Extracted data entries
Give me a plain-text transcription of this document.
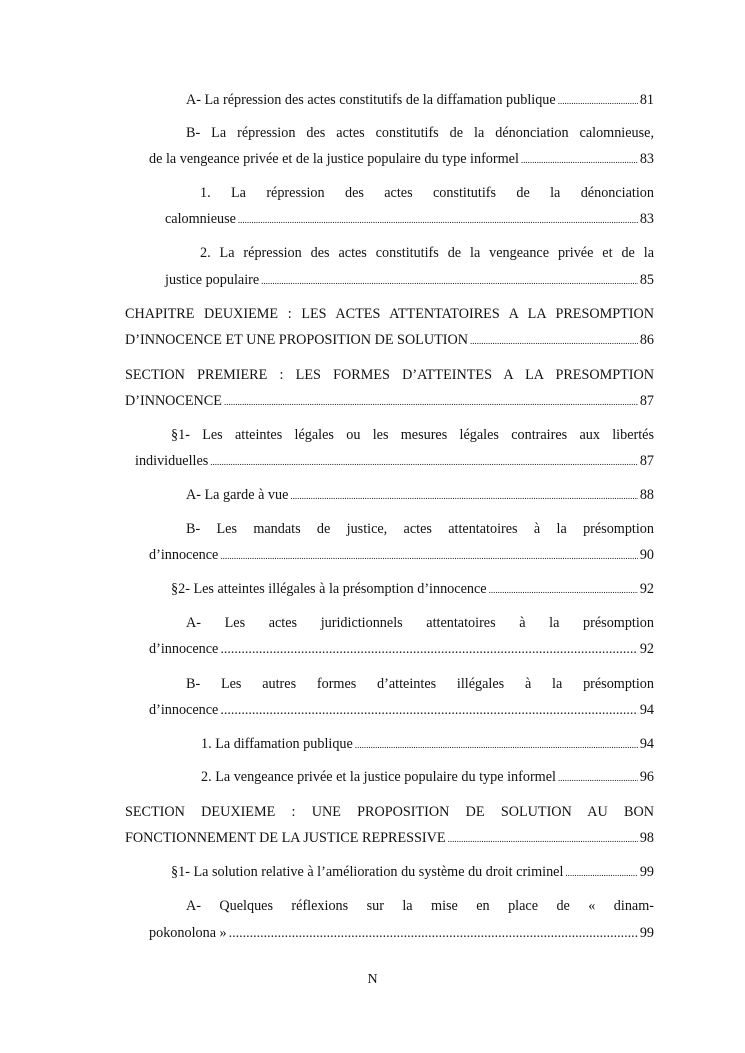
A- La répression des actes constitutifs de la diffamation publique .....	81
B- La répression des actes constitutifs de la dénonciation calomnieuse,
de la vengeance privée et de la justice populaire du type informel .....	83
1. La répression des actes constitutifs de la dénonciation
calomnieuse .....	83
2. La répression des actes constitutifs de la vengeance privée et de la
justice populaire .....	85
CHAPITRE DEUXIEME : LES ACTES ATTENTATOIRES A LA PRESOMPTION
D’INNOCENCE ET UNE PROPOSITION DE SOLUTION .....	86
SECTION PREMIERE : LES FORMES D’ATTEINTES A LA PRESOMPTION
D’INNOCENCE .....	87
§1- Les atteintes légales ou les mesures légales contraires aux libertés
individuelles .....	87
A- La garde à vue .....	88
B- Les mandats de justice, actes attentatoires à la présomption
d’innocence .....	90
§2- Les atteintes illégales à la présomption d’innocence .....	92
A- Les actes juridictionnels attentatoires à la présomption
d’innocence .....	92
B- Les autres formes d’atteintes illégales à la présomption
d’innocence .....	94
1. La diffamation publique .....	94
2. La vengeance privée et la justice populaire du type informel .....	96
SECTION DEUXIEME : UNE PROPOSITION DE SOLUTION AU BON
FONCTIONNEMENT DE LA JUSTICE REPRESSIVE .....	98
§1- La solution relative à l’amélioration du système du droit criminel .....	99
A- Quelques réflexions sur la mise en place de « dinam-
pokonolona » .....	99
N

* * *

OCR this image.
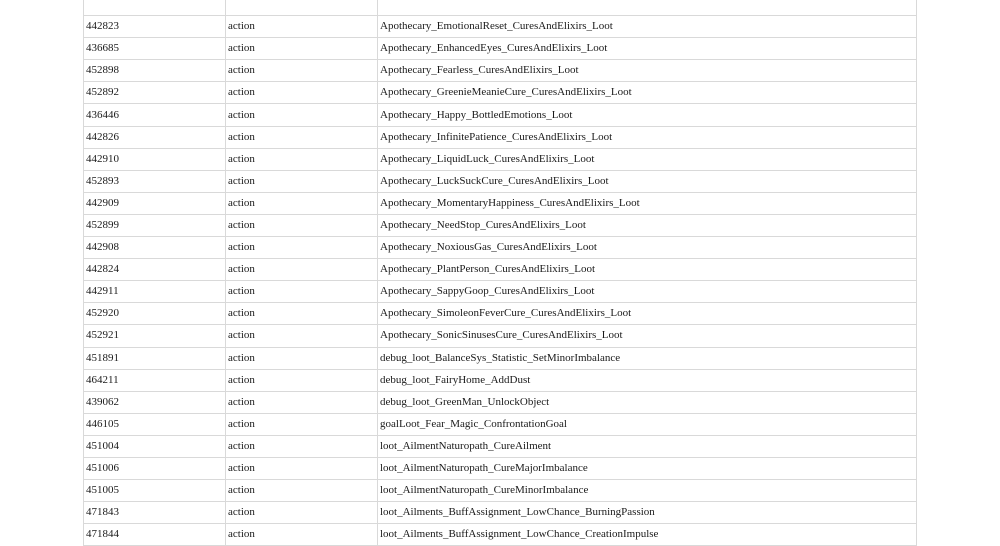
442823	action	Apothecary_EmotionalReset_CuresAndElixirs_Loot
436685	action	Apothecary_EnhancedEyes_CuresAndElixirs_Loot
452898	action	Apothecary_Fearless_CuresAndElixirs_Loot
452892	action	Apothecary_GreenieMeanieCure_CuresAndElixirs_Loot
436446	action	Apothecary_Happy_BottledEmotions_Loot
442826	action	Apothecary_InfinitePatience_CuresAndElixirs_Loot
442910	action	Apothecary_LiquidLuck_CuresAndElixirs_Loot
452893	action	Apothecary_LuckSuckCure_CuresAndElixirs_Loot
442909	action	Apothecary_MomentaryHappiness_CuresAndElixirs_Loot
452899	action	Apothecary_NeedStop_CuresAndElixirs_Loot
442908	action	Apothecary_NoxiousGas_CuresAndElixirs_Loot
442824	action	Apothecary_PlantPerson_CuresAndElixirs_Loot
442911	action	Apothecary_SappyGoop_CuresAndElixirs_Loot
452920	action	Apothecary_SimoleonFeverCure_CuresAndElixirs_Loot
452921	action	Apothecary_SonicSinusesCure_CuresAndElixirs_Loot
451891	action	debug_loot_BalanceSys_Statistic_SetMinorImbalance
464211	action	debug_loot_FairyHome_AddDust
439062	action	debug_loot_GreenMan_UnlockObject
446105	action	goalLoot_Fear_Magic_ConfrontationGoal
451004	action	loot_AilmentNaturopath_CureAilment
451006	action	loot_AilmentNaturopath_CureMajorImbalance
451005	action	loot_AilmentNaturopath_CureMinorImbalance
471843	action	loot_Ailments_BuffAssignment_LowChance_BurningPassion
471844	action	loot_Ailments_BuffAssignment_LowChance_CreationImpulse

== PROBLEM REQUIREMENTS ==
Determine how many lines in the data above contain the string "constitutifs". Give nothing except the number.

== FINAL ANSWER ==
4